■ TASK ■
Count how many lines contain the word "coordinate". Respond with the number alone.

■ MATERIAL FOR THE TASK ■
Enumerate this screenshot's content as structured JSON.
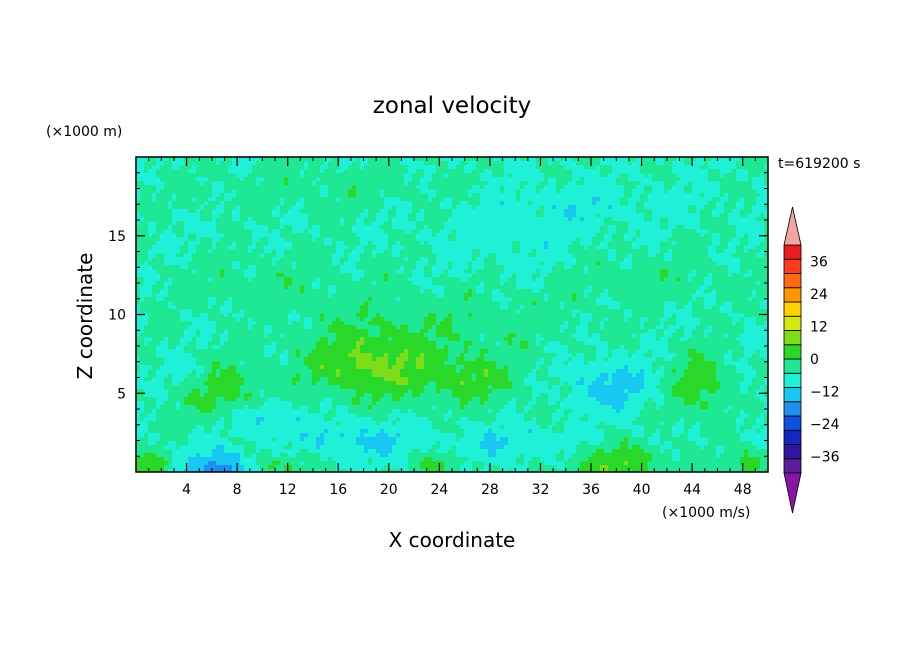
{
  "chart_data": {
    "type": "heatmap",
    "title": "zonal velocity",
    "xlabel": "X coordinate",
    "ylabel": "Z coordinate",
    "y_unit_label": "(×1000 m)",
    "x_unit_label": "(×1000 m/s)",
    "time_label": "t=619200 s",
    "xlim": [
      0,
      50
    ],
    "ylim": [
      0,
      20
    ],
    "x_ticks": [
      4,
      8,
      12,
      16,
      20,
      24,
      28,
      32,
      36,
      40,
      44,
      48
    ],
    "y_ticks": [
      5,
      10,
      15
    ],
    "colorbar": {
      "min": -42,
      "max": 42,
      "step": 6,
      "tick_values": [
        36,
        24,
        12,
        0,
        -12,
        -24,
        -36
      ],
      "tick_labels": [
        "36",
        "24",
        "12",
        "0",
        "−12",
        "−24",
        "−36"
      ],
      "colors": [
        "#5a1d99",
        "#2e14a0",
        "#1626c4",
        "#1050e0",
        "#1e8ef0",
        "#19c8f2",
        "#1ff0d8",
        "#1ee893",
        "#2ad82a",
        "#7fdc18",
        "#d2ea10",
        "#ffd100",
        "#ff9800",
        "#ff6a12",
        "#ff3a1e",
        "#e81e1e"
      ],
      "under_color": "#8a14a8",
      "over_color": "#f4a3a3"
    },
    "features": [
      {
        "x": 6.5,
        "z": 5.2,
        "sx": 3.2,
        "sz": 1.8,
        "value": 11
      },
      {
        "x": 18.5,
        "z": 6.8,
        "sx": 5.0,
        "sz": 2.2,
        "value": 13
      },
      {
        "x": 26.5,
        "z": 5.8,
        "sx": 4.0,
        "sz": 1.6,
        "value": 8
      },
      {
        "x": 44.5,
        "z": 5.6,
        "sx": 2.2,
        "sz": 2.0,
        "value": 10
      },
      {
        "x": 37.5,
        "z": 5.5,
        "sx": 3.2,
        "sz": 1.6,
        "value": -9
      },
      {
        "x": 4.5,
        "z": 6.0,
        "sx": 2.2,
        "sz": 1.2,
        "value": -6
      },
      {
        "x": 6.5,
        "z": 0.0,
        "sx": 2.5,
        "sz": 1.3,
        "value": -16
      },
      {
        "x": 1.0,
        "z": 0.3,
        "sx": 2.0,
        "sz": 1.0,
        "value": 9
      },
      {
        "x": 11.5,
        "z": 0.3,
        "sx": 2.0,
        "sz": 0.9,
        "value": 8
      },
      {
        "x": 24.0,
        "z": 0.3,
        "sx": 2.0,
        "sz": 0.9,
        "value": 8
      },
      {
        "x": 38.0,
        "z": 0.5,
        "sx": 4.0,
        "sz": 1.2,
        "value": 11
      },
      {
        "x": 48.5,
        "z": 0.4,
        "sx": 2.0,
        "sz": 0.9,
        "value": 9
      },
      {
        "x": 18.0,
        "z": 2.0,
        "sx": 5.0,
        "sz": 1.2,
        "value": -7
      },
      {
        "x": 30.0,
        "z": 1.8,
        "sx": 5.0,
        "sz": 1.1,
        "value": -6
      },
      {
        "x": 10.0,
        "z": 3.5,
        "sx": 3.0,
        "sz": 1.0,
        "value": -7
      },
      {
        "x": 25.0,
        "z": 9.5,
        "sx": 10.0,
        "sz": 2.5,
        "value": 4
      },
      {
        "x": 10.0,
        "z": 12.0,
        "sx": 8.0,
        "sz": 2.0,
        "value": 3
      },
      {
        "x": 40.0,
        "z": 12.5,
        "sx": 8.0,
        "sz": 1.8,
        "value": 3
      },
      {
        "x": 15.0,
        "z": 18.0,
        "sx": 12.0,
        "sz": 1.5,
        "value": 3
      },
      {
        "x": 30.0,
        "z": 14.5,
        "sx": 6.0,
        "sz": 2.5,
        "value": -3
      },
      {
        "x": 35.0,
        "z": 17.0,
        "sx": 8.0,
        "sz": 1.5,
        "value": -3
      }
    ]
  }
}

■ CORRECT RESULT ■
2